▸ Exercise goal
Copy the lines verbatim, beginning with the line that contains "Read out every word on this page." and continuing through the end of the data, and only those lines.

(Saved entries)

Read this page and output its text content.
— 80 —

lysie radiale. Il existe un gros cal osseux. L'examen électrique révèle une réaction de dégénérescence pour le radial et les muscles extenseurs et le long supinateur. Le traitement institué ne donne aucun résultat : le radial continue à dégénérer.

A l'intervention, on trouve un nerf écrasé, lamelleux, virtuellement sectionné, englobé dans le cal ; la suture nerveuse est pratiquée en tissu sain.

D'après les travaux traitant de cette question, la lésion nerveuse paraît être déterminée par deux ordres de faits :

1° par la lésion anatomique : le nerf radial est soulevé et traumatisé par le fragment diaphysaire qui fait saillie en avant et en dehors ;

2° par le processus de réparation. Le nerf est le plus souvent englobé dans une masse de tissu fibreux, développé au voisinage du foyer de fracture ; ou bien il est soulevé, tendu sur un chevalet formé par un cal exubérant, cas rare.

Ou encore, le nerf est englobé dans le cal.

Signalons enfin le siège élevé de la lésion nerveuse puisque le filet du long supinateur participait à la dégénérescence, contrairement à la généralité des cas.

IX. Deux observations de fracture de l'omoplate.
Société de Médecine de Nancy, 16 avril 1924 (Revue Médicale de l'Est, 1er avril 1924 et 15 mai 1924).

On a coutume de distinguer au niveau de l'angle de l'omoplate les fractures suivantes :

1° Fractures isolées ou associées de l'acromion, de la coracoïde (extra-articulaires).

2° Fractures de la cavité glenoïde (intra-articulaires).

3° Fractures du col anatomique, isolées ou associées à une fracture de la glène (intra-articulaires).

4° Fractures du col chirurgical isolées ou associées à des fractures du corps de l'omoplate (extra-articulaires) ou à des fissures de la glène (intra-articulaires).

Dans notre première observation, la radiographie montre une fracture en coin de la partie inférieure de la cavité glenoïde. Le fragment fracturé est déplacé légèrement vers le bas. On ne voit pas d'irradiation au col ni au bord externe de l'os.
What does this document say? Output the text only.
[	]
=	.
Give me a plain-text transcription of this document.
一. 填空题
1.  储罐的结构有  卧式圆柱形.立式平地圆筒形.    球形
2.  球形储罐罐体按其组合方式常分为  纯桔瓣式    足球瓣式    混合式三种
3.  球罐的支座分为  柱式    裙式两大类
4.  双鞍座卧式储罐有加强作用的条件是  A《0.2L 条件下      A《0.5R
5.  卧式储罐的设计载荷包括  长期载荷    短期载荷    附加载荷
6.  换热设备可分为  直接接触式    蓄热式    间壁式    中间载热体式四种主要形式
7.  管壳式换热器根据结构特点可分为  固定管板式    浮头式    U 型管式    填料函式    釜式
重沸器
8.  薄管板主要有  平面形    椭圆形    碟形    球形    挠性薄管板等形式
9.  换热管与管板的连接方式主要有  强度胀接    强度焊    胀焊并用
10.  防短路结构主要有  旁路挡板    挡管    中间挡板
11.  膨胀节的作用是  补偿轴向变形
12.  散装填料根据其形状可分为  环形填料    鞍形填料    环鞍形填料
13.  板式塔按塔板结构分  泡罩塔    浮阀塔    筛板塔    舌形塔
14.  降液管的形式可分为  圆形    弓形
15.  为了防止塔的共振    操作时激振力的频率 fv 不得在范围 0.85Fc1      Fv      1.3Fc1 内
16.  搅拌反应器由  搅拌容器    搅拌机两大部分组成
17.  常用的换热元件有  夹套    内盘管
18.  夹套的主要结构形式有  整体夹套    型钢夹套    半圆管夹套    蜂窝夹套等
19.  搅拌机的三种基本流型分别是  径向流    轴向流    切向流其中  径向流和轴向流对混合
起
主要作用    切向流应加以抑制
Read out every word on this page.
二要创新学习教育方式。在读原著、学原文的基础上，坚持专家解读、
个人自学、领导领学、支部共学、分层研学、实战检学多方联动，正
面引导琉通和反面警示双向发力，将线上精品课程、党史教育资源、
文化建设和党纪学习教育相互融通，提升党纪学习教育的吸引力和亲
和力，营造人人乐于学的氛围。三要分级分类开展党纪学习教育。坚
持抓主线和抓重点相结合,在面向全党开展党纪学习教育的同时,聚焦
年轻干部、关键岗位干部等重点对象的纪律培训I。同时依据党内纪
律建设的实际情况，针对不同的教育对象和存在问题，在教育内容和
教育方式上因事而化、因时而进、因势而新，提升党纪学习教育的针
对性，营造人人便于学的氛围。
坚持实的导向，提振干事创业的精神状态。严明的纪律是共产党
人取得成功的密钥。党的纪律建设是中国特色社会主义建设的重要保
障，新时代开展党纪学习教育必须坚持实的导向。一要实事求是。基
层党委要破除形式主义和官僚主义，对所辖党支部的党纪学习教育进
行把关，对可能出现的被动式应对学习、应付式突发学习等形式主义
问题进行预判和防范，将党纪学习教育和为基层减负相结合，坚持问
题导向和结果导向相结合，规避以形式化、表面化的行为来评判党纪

▸ Result
Read out every word on this page.
二要创新学习教育方式。在读原著、学原文的基础上，坚持专家解读、
个人自学、领导领学、支部共学、分层研学、实战检学多方联动，正
面引导琉通和反面警示双向发力，将线上精品课程、党史教育资源、
文化建设和党纪学习教育相互融通，提升党纪学习教育的吸引力和亲
和力，营造人人乐于学的氛围。三要分级分类开展党纪学习教育。坚
持抓主线和抓重点相结合,在面向全党开展党纪学习教育的同时,聚焦
年轻干部、关键岗位干部等重点对象的纪律培训I。同时依据党内纪
律建设的实际情况，针对不同的教育对象和存在问题，在教育内容和
教育方式上因事而化、因时而进、因势而新，提升党纪学习教育的针
对性，营造人人便于学的氛围。
坚持实的导向，提振干事创业的精神状态。严明的纪律是共产党
人取得成功的密钥。党的纪律建设是中国特色社会主义建设的重要保
障，新时代开展党纪学习教育必须坚持实的导向。一要实事求是。基
层党委要破除形式主义和官僚主义，对所辖党支部的党纪学习教育进
行把关，对可能出现的被动式应对学习、应付式突发学习等形式主义
问题进行预判和防范，将党纪学习教育和为基层减负相结合，坚持问
题导向和结果导向相结合，规避以形式化、表面化的行为来评判党纪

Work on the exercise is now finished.